(Do this): Can you extract every line of the entries below verbatim, leaving the pictures out of your answer?

(Exercise input):
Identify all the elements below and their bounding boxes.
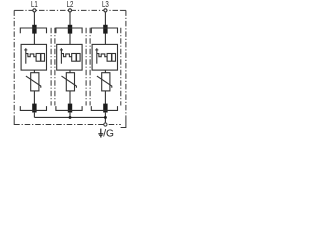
svg-text:L2: L2 (67, 0, 74, 9)
svg-text:L3: L3 (102, 0, 109, 9)
svg-text:L1: L1 (31, 0, 38, 9)
svg-text:/G: /G (103, 129, 114, 140)
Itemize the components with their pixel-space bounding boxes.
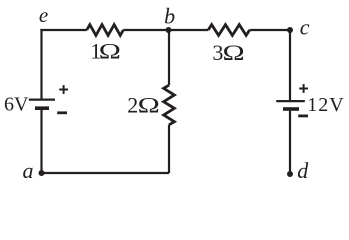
svg-text:Ω: Ω — [99, 39, 121, 63]
battery V1 long plate — [29, 98, 55, 100]
node c junction dot — [287, 27, 293, 33]
battery V2 short plate — [283, 107, 299, 111]
value label 2ohm — [127, 93, 159, 118]
wire battery V1 to node a — [40, 110, 42, 173]
wire node b to R3 — [169, 29, 209, 31]
node d terminal dot — [287, 171, 293, 177]
value label 1ohm — [90, 38, 121, 63]
wire R3 to node c — [250, 29, 290, 31]
svg-text:Ω: Ω — [223, 41, 245, 65]
svg-text:e: e — [39, 3, 48, 27]
svg-text:12V: 12V — [307, 94, 344, 116]
wire corner up to R2 — [168, 125, 170, 173]
resistor R2 2ohm zigzag — [164, 85, 175, 125]
minus sign V1 — [57, 111, 67, 114]
svg-text:6V: 6V — [4, 94, 29, 116]
svg-text:Ω: Ω — [138, 93, 160, 117]
wire e to R1 — [40, 29, 86, 31]
node a junction dot — [39, 170, 45, 176]
wire battery V2 to node d — [289, 111, 291, 174]
plus sign V2 — [299, 84, 308, 93]
wire node c down to battery V2 — [289, 30, 291, 100]
value label 3ohm — [212, 40, 244, 65]
battery V1 short plate — [35, 106, 49, 110]
svg-text:b: b — [164, 3, 175, 28]
wire e down to battery V1 — [40, 29, 42, 99]
resistor R1 1ohm zigzag — [87, 25, 123, 36]
resistor R3 3ohm zigzag — [208, 25, 249, 36]
minus sign V2 — [298, 115, 308, 118]
battery V2 long plate — [276, 100, 305, 102]
svg-text:d: d — [297, 158, 309, 183]
svg-text:a: a — [23, 158, 34, 183]
wire bottom a to corner — [42, 172, 170, 174]
svg-text:c: c — [300, 15, 310, 40]
node b junction dot — [166, 27, 172, 33]
wire R2 up to node b — [168, 30, 170, 85]
wire R1 to node b — [123, 29, 168, 31]
plus sign V1 — [59, 85, 68, 94]
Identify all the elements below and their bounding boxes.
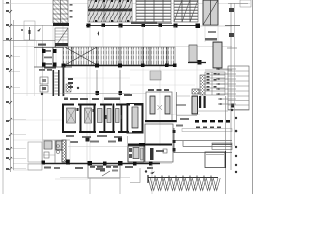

(Exercise output):
Identify all the elements below and their bounding boxes.
svg-text:L2: L2 (67, 0, 74, 9)
svg-text:L3: L3 (102, 0, 109, 9)
svg-text:L1: L1 (31, 0, 38, 9)
svg-text:/G: /G (103, 129, 114, 140)
Itemize the components with their pixel-space bounding boxes.
svg-text:Ω: Ω — [99, 39, 121, 63]
battery V1 long plate — [29, 98, 55, 100]
node c junction dot — [287, 27, 293, 33]
battery V2 short plate — [283, 107, 299, 111]
value label 2ohm — [127, 93, 159, 118]
wire battery V1 to node a — [40, 110, 42, 173]
wire node b to R3 — [169, 29, 209, 31]
node d terminal dot — [287, 171, 293, 177]
value label 1ohm — [90, 38, 121, 63]
wire R3 to node c — [250, 29, 290, 31]
svg-text:Ω: Ω — [223, 41, 245, 65]
svg-text:e: e — [39, 3, 48, 27]
svg-text:12V: 12V — [307, 94, 344, 116]
wire corner up to R2 — [168, 125, 170, 173]
resistor R2 2ohm zigzag — [164, 85, 175, 125]
minus sign V1 — [57, 111, 67, 114]
svg-text:6V: 6V — [4, 94, 29, 116]
svg-text:Ω: Ω — [138, 93, 160, 117]
wire e to R1 — [40, 29, 86, 31]
node a junction dot — [39, 170, 45, 176]
wire battery V2 to node d — [289, 111, 291, 174]
plus sign V2 — [299, 84, 308, 93]
wire node c down to battery V2 — [289, 30, 291, 100]
value label 3ohm — [212, 40, 244, 65]
battery V1 short plate — [35, 106, 49, 110]
svg-text:b: b — [164, 3, 175, 28]
wire e down to battery V1 — [40, 29, 42, 99]
resistor R1 1ohm zigzag — [87, 25, 123, 36]
resistor R3 3ohm zigzag — [208, 25, 249, 36]
minus sign V2 — [298, 115, 308, 118]
battery V2 long plate — [276, 100, 305, 102]
svg-text:d: d — [297, 158, 309, 183]
svg-text:a: a — [23, 158, 34, 183]
wire bottom a to corner — [42, 172, 170, 174]
svg-text:c: c — [300, 15, 310, 40]
node b junction dot — [166, 27, 172, 33]
wire R2 up to node b — [168, 30, 170, 85]
wire R1 to node b — [123, 29, 168, 31]
plus sign V1 — [59, 85, 68, 94]
Identify all the elements below and their bounding boxes.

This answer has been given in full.